Objective:
Extend the forum thread on speckled trout fishing, picking up right after its last post.

Quoted text:
● ● ●
I would say the rain will affect them, but overall the fishing should be good in the bays. With the water not yet in the low 50s they will move around some since bait is still everywhere. We have a nice cold blast on the way, and that will move them right back to the winter spots, making them easy to catch. A few tide cycles between now and then will also help mix the water up again.


----------



## Chris V

I'm surprised the Trout haven't migrated out of the area. I know if I was a speck, I wouldn't stay around with you here lol


----------



## Jeffbro999#2

Chris V said:


> I'm surprised the Trout haven't migrated out of the area. I know if I was a speck, I wouldn't stay around with you here lol


Lol, well I never catch the same fish twice, so I think you may be right! I’ve been rotating spots and fishing a lot of new water this year, trying to keep the pressure down. I’ll be giving them a break the rest of this winter, but I know a few guys who will be out there looking


----------



## kanaka

Jeffbro999 said:


> The swimbait I use is the Jackall Rhythm Wave 5.8”. Used Keitechs in the past, and they have great action but zero durability. One or two fish and they are usually torn up pretty good. The Rhythm Wave holds up really well and has the same great action, and is easier to rig line thru style with the way the hook slot starts at the nose of the bait. I just retired this swimbait after it caught over 100 fish including 3 trout over 28”, 20 trout 25-28” and several bull reds.



That's a amazing amount of fish on a soft plastic!!!! Is it because of the line thru rigging? 
Noticed in the pics that the swimbait tended to be hanging outside the jaws.
I'm assuming that after the hookup, the bait is loose to slide up the line?

ETA If there was a tagging program for specs, you would be getting tag refills weekly!


----------



## HOF 79

After the rain this week ruined my trip I guess I will try again here soon how cold us water there its 52 here just trying to see if yall have the same patterns as us over here in Mississippi


----------



## brentste

Great fish! Thanks for sharing!
● ● ●
Labeled region entries:

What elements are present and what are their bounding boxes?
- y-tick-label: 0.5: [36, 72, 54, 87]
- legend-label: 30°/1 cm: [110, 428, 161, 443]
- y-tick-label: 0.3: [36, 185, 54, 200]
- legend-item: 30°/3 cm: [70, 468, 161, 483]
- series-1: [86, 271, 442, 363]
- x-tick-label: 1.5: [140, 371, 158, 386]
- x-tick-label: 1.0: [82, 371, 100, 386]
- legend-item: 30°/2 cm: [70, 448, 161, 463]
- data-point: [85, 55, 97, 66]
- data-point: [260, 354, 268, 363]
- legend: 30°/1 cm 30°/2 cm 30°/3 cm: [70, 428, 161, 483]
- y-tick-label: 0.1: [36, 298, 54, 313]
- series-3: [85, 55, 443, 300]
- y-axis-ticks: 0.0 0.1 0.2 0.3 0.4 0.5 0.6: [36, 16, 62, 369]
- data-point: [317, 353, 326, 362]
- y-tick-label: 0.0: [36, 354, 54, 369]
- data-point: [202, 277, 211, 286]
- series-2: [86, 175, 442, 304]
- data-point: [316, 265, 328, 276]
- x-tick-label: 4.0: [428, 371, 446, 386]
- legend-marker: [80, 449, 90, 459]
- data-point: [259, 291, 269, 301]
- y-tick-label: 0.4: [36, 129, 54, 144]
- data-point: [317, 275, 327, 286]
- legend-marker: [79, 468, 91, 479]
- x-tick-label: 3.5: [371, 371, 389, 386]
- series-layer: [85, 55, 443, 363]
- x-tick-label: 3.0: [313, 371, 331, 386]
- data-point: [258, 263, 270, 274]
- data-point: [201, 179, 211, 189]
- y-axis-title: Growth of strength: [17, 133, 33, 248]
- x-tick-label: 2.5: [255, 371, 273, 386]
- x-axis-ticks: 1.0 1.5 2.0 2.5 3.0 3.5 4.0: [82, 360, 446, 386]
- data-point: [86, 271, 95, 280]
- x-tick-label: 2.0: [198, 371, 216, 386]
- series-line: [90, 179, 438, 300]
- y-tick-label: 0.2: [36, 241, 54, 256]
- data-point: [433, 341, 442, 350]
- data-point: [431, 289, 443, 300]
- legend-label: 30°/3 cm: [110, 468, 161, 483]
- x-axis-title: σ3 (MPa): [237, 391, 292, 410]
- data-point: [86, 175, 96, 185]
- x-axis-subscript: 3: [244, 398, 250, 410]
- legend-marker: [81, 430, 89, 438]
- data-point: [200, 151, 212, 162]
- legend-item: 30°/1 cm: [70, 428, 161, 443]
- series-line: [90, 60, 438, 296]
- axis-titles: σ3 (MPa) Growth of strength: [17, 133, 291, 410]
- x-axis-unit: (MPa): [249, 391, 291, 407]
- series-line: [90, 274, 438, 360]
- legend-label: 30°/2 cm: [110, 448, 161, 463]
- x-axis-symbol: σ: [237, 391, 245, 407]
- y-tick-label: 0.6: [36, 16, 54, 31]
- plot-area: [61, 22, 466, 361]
● ● ●
Output of the task:
----------



## SurfRidr

Jeffbro999 said:


> Thanks Sam! Been an amazing start to winter. Dialed in the pattern the last few years and really putting it to work in new waters this year.
> 
> The swimbait I use is the Jackall Rhythm Wave 5.8”. Used Keitechs in the past, and they have great action but zero durability. One or two fish and they are usually torn up pretty good. The Rhythm Wave holds up really well and has the same great action, and is easier to rig line thru style with the way the hook slot starts at the nose of the bait. I just retired this swimbait after it caught over 100 fish including 3 trout over 28”, 20 trout 25-28” and several bull reds.


Great, thanks for the info, Jeff. That was my experience with the Keitechs when I used them - this was in North Carolina for bass, but the durability just wasn't there. Speaking of Jackall, I tried to order a couple more Bonnie's but everywhere was out of stock, even Jackall's own site. :001_huh: Hope they didn't stop making them, I really like that topwater bait.


----------



## lobsterman

SurfRidr said:


> Speaking of Jackall, I tried to order a couple more Bonnie's but everywhere was out of stock, even Jackall's own site. :001_huh: Hope they didn't stop making them, I really like that topwater bait.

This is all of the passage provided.